> Data for the task:
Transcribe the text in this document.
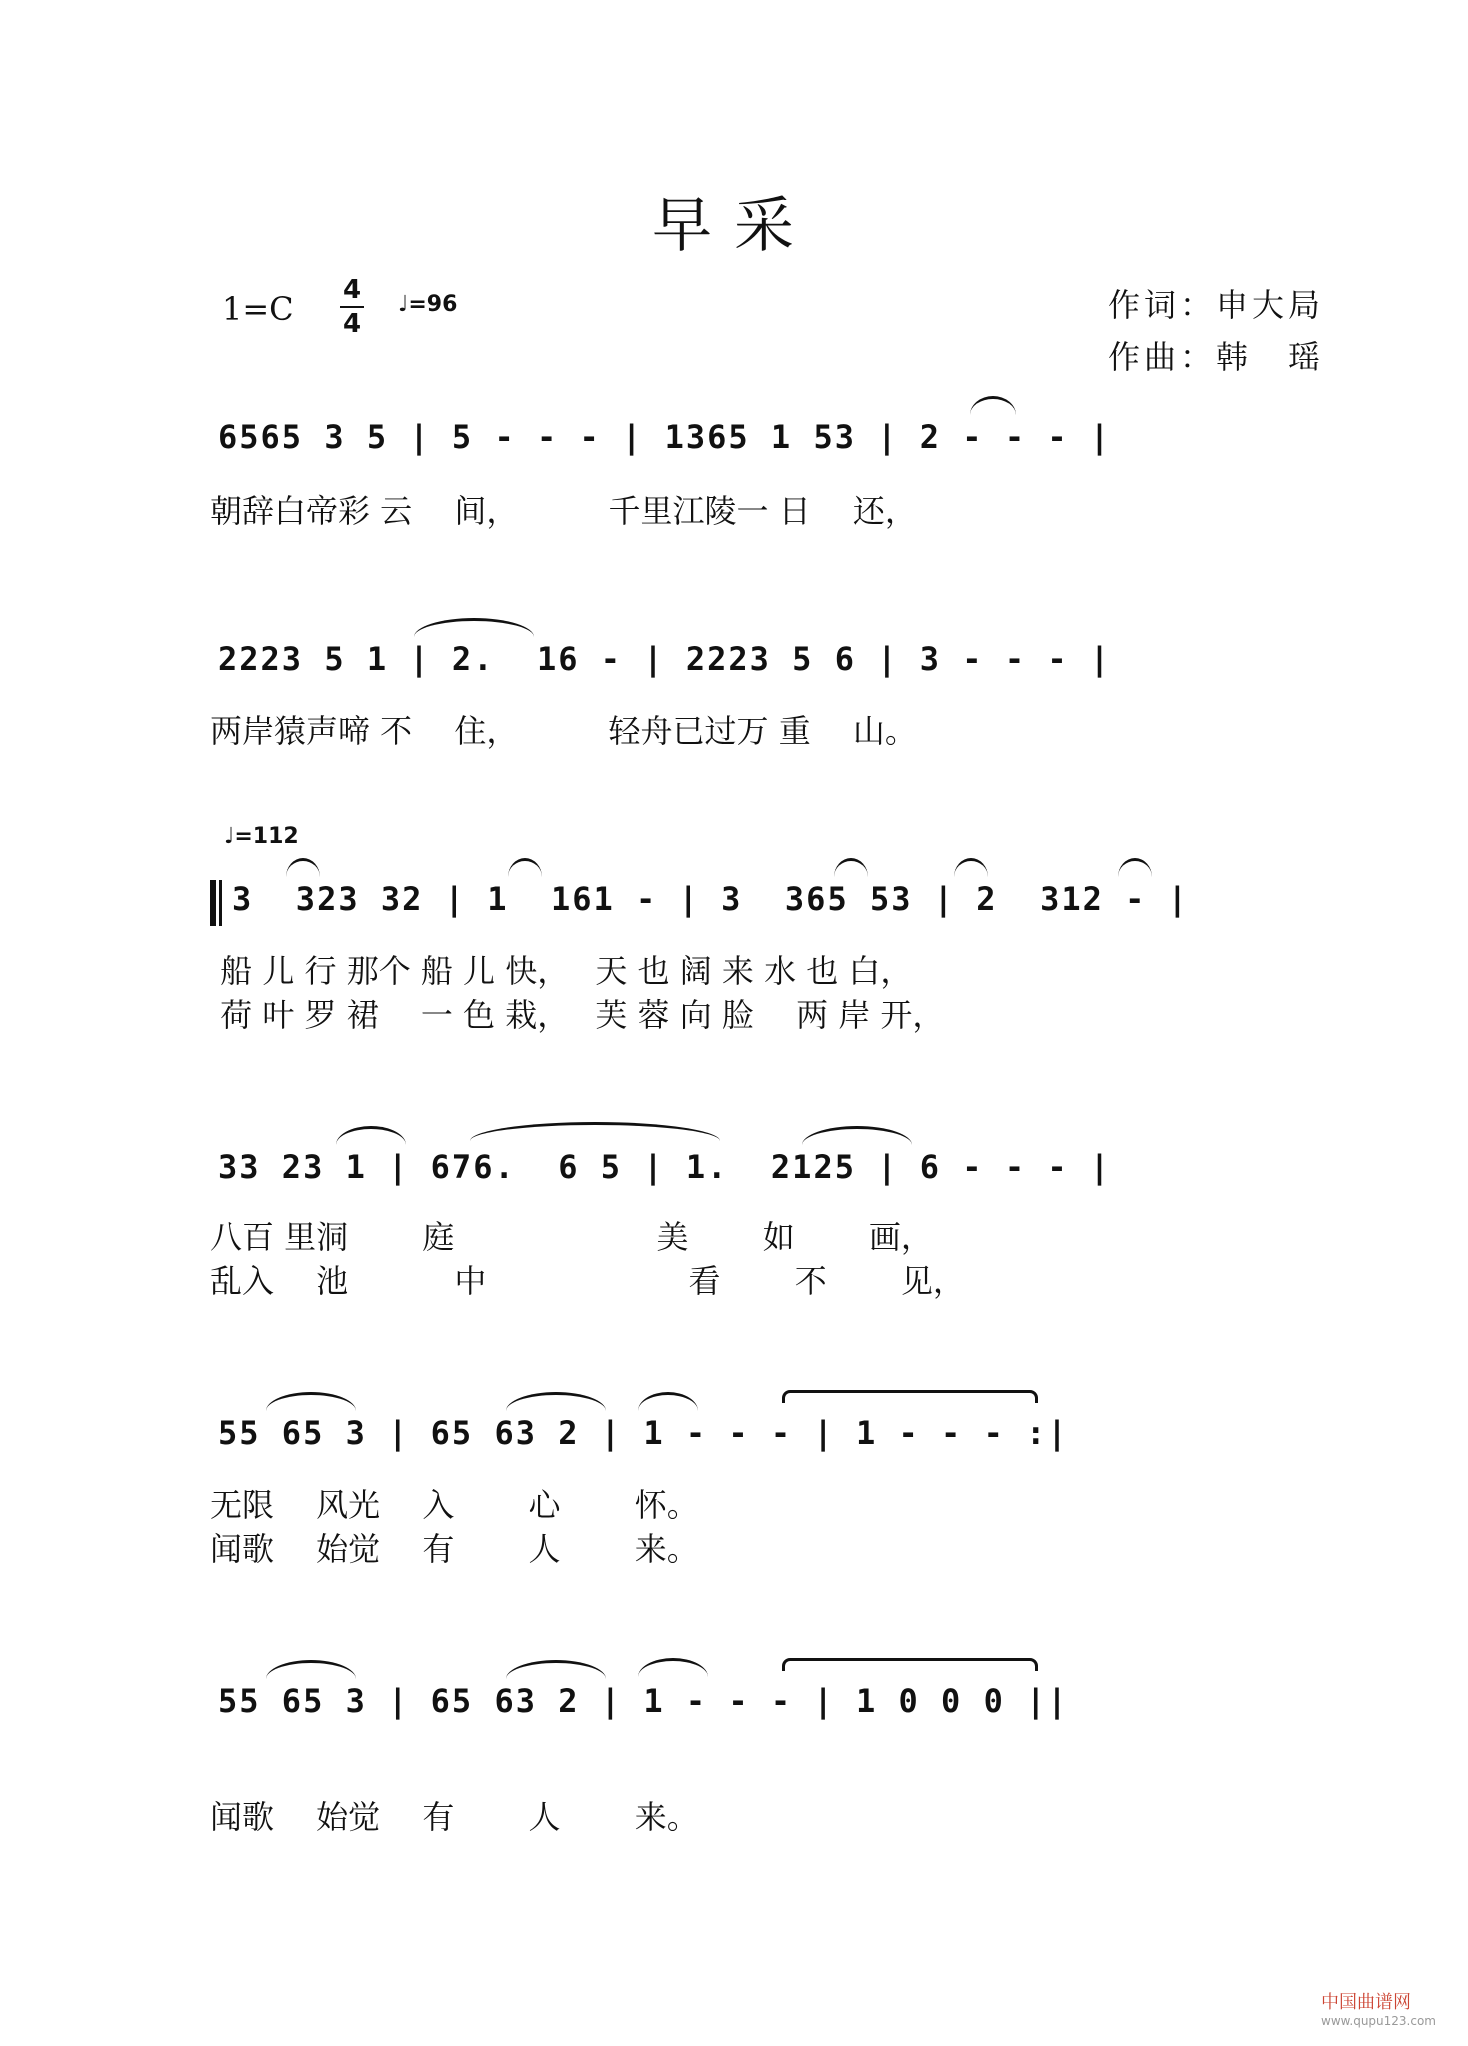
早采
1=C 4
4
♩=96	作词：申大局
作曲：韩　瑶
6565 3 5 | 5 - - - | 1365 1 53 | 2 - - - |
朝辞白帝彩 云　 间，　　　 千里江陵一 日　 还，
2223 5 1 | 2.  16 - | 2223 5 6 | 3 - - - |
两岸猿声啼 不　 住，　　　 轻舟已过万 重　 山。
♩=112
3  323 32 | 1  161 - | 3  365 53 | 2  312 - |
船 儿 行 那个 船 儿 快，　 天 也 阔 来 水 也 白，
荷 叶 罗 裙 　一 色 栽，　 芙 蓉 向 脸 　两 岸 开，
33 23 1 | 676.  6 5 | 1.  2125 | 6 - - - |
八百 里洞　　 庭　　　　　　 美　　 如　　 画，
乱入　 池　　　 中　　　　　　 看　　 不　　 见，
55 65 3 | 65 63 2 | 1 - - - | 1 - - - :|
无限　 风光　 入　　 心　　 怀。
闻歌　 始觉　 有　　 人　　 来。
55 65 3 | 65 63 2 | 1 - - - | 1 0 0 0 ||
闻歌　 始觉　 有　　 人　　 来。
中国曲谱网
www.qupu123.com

> What is required: Above are records to transcribe exactly; leave their pictures out.

> Result of the task:
Transcribe the text in this document.
早采
1=C 4
4
♩=96	作词：申大局
作曲：韩　瑶
6565 3 5 | 5 - - - | 1365 1 53 | 2 - - - |
朝辞白帝彩 云　 间，　　　 千里江陵一 日　 还，
2223 5 1 | 2.  16 - | 2223 5 6 | 3 - - - |
两岸猿声啼 不　 住，　　　 轻舟已过万 重　 山。
♩=112
3  323 32 | 1  161 - | 3  365 53 | 2  312 - |
船 儿 行 那个 船 儿 快，　 天 也 阔 来 水 也 白，
荷 叶 罗 裙 　一 色 栽，　 芙 蓉 向 脸 　两 岸 开，
33 23 1 | 676.  6 5 | 1.  2125 | 6 - - - |
八百 里洞　　 庭　　　　　　 美　　 如　　 画，
乱入　 池　　　 中　　　　　　 看　　 不　　 见，
55 65 3 | 65 63 2 | 1 - - - | 1 - - - :|
无限　 风光　 入　　 心　　 怀。
闻歌　 始觉　 有　　 人　　 来。
55 65 3 | 65 63 2 | 1 - - - | 1 0 0 0 ||
闻歌　 始觉　 有　　 人　　 来。
中国曲谱网
www.qupu123.com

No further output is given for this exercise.